■ **Raw data**:
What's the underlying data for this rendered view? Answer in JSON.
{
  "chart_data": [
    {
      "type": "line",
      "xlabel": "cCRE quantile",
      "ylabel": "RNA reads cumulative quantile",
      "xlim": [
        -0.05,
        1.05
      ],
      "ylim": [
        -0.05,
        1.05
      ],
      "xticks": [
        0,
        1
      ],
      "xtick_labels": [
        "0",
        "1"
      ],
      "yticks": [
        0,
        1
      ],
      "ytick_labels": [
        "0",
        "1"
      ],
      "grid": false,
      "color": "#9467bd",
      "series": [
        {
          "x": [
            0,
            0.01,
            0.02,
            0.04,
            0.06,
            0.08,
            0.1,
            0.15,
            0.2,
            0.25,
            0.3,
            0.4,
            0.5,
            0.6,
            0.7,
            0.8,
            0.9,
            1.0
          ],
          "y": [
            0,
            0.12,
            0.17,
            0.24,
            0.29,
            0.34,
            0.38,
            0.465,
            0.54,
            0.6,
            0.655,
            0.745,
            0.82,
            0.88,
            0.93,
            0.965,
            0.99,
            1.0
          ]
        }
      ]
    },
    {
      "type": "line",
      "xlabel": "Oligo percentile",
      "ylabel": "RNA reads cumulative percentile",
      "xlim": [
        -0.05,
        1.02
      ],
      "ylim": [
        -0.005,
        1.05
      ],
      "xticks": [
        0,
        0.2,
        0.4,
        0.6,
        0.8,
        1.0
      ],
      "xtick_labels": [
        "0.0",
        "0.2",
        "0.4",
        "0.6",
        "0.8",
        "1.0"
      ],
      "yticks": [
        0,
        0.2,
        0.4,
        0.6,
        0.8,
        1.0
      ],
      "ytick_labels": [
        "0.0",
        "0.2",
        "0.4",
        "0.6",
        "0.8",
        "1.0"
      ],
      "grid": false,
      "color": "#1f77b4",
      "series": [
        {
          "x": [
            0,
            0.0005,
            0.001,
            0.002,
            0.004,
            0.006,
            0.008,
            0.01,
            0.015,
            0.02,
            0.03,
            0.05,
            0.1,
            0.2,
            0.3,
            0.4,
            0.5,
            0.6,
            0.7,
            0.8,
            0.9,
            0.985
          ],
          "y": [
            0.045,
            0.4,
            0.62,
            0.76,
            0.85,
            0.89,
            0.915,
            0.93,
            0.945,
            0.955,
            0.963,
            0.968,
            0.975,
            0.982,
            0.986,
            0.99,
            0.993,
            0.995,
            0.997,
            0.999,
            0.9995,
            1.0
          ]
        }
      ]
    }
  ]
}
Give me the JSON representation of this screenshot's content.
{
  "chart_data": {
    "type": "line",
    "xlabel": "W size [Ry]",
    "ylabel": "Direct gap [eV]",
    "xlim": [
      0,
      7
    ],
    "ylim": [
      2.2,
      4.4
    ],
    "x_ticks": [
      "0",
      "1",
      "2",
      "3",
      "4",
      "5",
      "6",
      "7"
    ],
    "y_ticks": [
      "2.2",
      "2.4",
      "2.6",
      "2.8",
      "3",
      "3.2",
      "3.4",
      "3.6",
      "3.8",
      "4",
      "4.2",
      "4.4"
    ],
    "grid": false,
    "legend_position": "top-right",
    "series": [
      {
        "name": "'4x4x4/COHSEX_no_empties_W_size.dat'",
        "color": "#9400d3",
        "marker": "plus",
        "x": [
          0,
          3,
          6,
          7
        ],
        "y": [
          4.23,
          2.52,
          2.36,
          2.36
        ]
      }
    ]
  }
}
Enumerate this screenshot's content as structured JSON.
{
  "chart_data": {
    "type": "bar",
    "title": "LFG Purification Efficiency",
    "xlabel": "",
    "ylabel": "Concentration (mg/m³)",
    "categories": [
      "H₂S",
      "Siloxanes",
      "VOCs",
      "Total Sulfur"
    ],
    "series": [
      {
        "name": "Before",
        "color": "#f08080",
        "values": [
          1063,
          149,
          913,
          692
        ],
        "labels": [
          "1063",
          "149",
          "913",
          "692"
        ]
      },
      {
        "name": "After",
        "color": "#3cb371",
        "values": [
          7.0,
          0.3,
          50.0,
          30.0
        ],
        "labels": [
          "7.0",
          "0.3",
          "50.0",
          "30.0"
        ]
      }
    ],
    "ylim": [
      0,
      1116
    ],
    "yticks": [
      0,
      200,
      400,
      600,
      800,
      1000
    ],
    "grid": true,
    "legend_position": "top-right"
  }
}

■ **Exercise brief**:
Write out the full set of records exactly as given.

■ **Finished task**:
What's the underlying data for this rendered view? Answer in JSON.
{
  "chart_data": [
    {
      "type": "line",
      "xlabel": "cCRE quantile",
      "ylabel": "RNA reads cumulative quantile",
      "xlim": [
        -0.05,
        1.05
      ],
      "ylim": [
        -0.05,
        1.05
      ],
      "xticks": [
        0,
        1
      ],
      "xtick_labels": [
        "0",
        "1"
      ],
      "yticks": [
        0,
        1
      ],
      "ytick_labels": [
        "0",
        "1"
      ],
      "grid": false,
      "color": "#9467bd",
      "series": [
        {
          "x": [
            0,
            0.01,
            0.02,
            0.04,
            0.06,
            0.08,
            0.1,
            0.15,
            0.2,
            0.25,
            0.3,
            0.4,
            0.5,
            0.6,
            0.7,
            0.8,
            0.9,
            1.0
          ],
          "y": [
            0,
            0.12,
            0.17,
            0.24,
            0.29,
            0.34,
            0.38,
            0.465,
            0.54,
            0.6,
            0.655,
            0.745,
            0.82,
            0.88,
            0.93,
            0.965,
            0.99,
            1.0
          ]
        }
      ]
    },
    {
      "type": "line",
      "xlabel": "Oligo percentile",
      "ylabel": "RNA reads cumulative percentile",
      "xlim": [
        -0.05,
        1.02
      ],
      "ylim": [
        -0.005,
        1.05
      ],
      "xticks": [
        0,
        0.2,
        0.4,
        0.6,
        0.8,
        1.0
      ],
      "xtick_labels": [
        "0.0",
        "0.2",
        "0.4",
        "0.6",
        "0.8",
        "1.0"
      ],
      "yticks": [
        0,
        0.2,
        0.4,
        0.6,
        0.8,
        1.0
      ],
      "ytick_labels": [
        "0.0",
        "0.2",
        "0.4",
        "0.6",
        "0.8",
        "1.0"
      ],
      "grid": false,
      "color": "#1f77b4",
      "series": [
        {
          "x": [
            0,
            0.0005,
            0.001,
            0.002,
            0.004,
            0.006,
            0.008,
            0.01,
            0.015,
            0.02,
            0.03,
            0.05,
            0.1,
            0.2,
            0.3,
            0.4,
            0.5,
            0.6,
            0.7,
            0.8,
            0.9,
            0.985
          ],
          "y": [
            0.045,
            0.4,
            0.62,
            0.76,
            0.85,
            0.89,
            0.915,
            0.93,
            0.945,
            0.955,
            0.963,
            0.968,
            0.975,
            0.982,
            0.986,
            0.99,
            0.993,
            0.995,
            0.997,
            0.999,
            0.9995,
            1.0
          ]
        }
      ]
    }
  ]
}
Give me the JSON representation of this screenshot's content.
{
  "chart_data": {
    "type": "line",
    "xlabel": "W size [Ry]",
    "ylabel": "Direct gap [eV]",
    "xlim": [
      0,
      7
    ],
    "ylim": [
      2.2,
      4.4
    ],
    "x_ticks": [
      "0",
      "1",
      "2",
      "3",
      "4",
      "5",
      "6",
      "7"
    ],
    "y_ticks": [
      "2.2",
      "2.4",
      "2.6",
      "2.8",
      "3",
      "3.2",
      "3.4",
      "3.6",
      "3.8",
      "4",
      "4.2",
      "4.4"
    ],
    "grid": false,
    "legend_position": "top-right",
    "series": [
      {
        "name": "'4x4x4/COHSEX_no_empties_W_size.dat'",
        "color": "#9400d3",
        "marker": "plus",
        "x": [
          0,
          3,
          6,
          7
        ],
        "y": [
          4.23,
          2.52,
          2.36,
          2.36
        ]
      }
    ]
  }
}
Enumerate this screenshot's content as structured JSON.
{
  "chart_data": {
    "type": "bar",
    "title": "LFG Purification Efficiency",
    "xlabel": "",
    "ylabel": "Concentration (mg/m³)",
    "categories": [
      "H₂S",
      "Siloxanes",
      "VOCs",
      "Total Sulfur"
    ],
    "series": [
      {
        "name": "Before",
        "color": "#f08080",
        "values": [
          1063,
          149,
          913,
          692
        ],
        "labels": [
          "1063",
          "149",
          "913",
          "692"
        ]
      },
      {
        "name": "After",
        "color": "#3cb371",
        "values": [
          7.0,
          0.3,
          50.0,
          30.0
        ],
        "labels": [
          "7.0",
          "0.3",
          "50.0",
          "30.0"
        ]
      }
    ],
    "ylim": [
      0,
      1116
    ],
    "yticks": [
      0,
      200,
      400,
      600,
      800,
      1000
    ],
    "grid": true,
    "legend_position": "top-right"
  }
}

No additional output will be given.